- **Stated goal**:
Leave out the pictures and transcribe everything else exactly.

- **Data shown**:
____________

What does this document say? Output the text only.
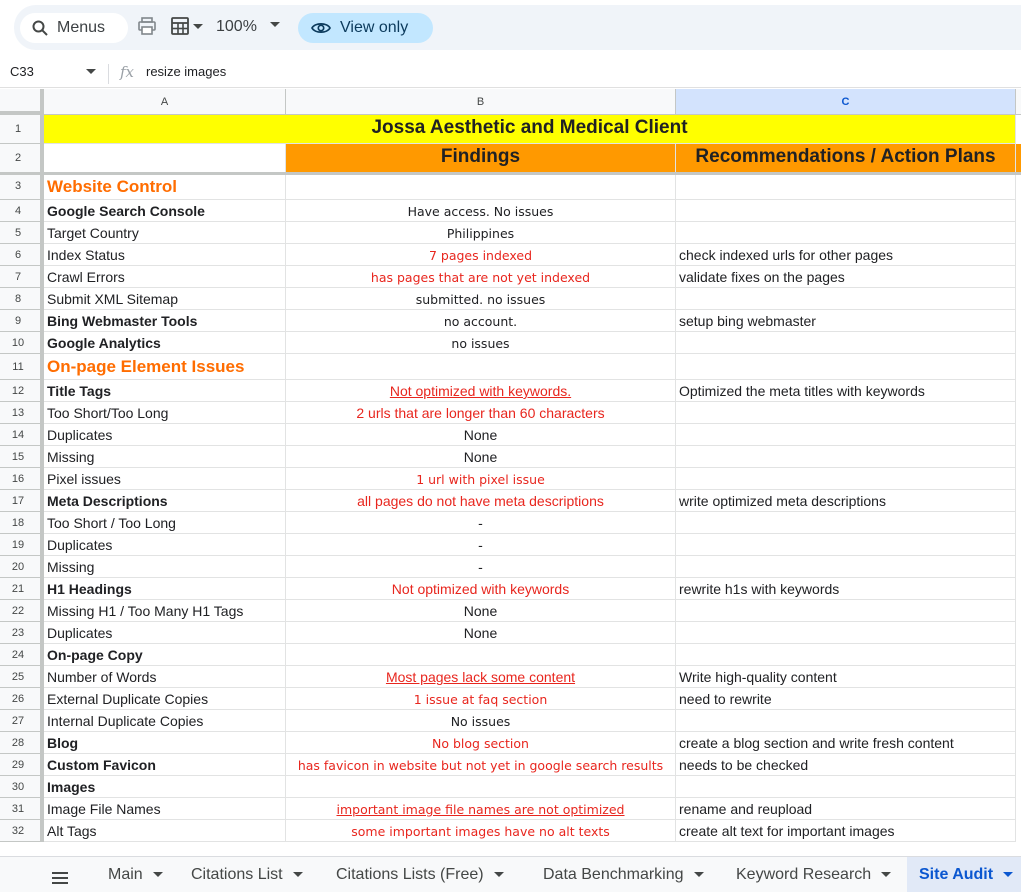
Menus	100%	View only
C33	fx resize images
A	B	C
1	Jossa Aesthetic and Medical Client
2	Findings	Recommendations / Action Plans
3	Website Control
4	Google Search Console	Have access. No issues
5	Target Country	Philippines
6	Index Status	7 pages indexed	check indexed urls for other pages
7	Crawl Errors	has pages that are not yet indexed	validate fixes on the pages
8	Submit XML Sitemap	submitted. no issues
9	Bing Webmaster Tools	no account.	setup bing webmaster
10	Google Analytics	no issues
11	On-page Element Issues
12	Title Tags	Not optimized with keywords.	Optimized the meta titles with keywords
13	Too Short/Too Long	2 urls that are longer than 60 characters
14	Duplicates	None
15	Missing	None
16	Pixel issues	1 url with pixel issue
17	Meta Descriptions	all pages do not have meta descriptions	write optimized meta descriptions
18	Too Short / Too Long	-
19	Duplicates	-
20	Missing	-
21	H1 Headings	Not optimized with keywords	rewrite h1s with keywords
22	Missing H1 / Too Many H1 Tags	None
23	Duplicates	None
24	On-page Copy
25	Number of Words	Most pages lack some content	Write high-quality content
26	External Duplicate Copies	1 issue at faq section	need to rewrite
27	Internal Duplicate Copies	No issues
28	Blog	No blog section	create a blog section and write fresh content
29	Custom Favicon	has favicon in website but not yet in google search results	needs to be checked
30	Images
31	Image File Names	important image file names are not optimized	rename and reupload
32	Alt Tags	some important images have no alt texts	create alt text for important images
Main	Citations List	Citations Lists (Free)	Data Benchmarking	Keyword Research	Site Audit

____________

- **Output of the exercise**:
What does this document say? Output the text only.
Menus	100%	View only
C33	fx resize images
A	B	C
1	Jossa Aesthetic and Medical Client
2	Findings	Recommendations / Action Plans
3	Website Control
4	Google Search Console	Have access. No issues
5	Target Country	Philippines
6	Index Status	7 pages indexed	check indexed urls for other pages
7	Crawl Errors	has pages that are not yet indexed	validate fixes on the pages
8	Submit XML Sitemap	submitted. no issues
9	Bing Webmaster Tools	no account.	setup bing webmaster
10	Google Analytics	no issues
11	On-page Element Issues
12	Title Tags	Not optimized with keywords.	Optimized the meta titles with keywords
13	Too Short/Too Long	2 urls that are longer than 60 characters
14	Duplicates	None
15	Missing	None
16	Pixel issues	1 url with pixel issue
17	Meta Descriptions	all pages do not have meta descriptions	write optimized meta descriptions
18	Too Short / Too Long	-
19	Duplicates	-
20	Missing	-
21	H1 Headings	Not optimized with keywords	rewrite h1s with keywords
22	Missing H1 / Too Many H1 Tags	None
23	Duplicates	None
24	On-page Copy
25	Number of Words	Most pages lack some content	Write high-quality content
26	External Duplicate Copies	1 issue at faq section	need to rewrite
27	Internal Duplicate Copies	No issues
28	Blog	No blog section	create a blog section and write fresh content
29	Custom Favicon	has favicon in website but not yet in google search results	needs to be checked
30	Images
31	Image File Names	important image file names are not optimized	rename and reupload
32	Alt Tags	some important images have no alt texts	create alt text for important images
Main	Citations List	Citations Lists (Free)	Data Benchmarking	Keyword Research	Site Audit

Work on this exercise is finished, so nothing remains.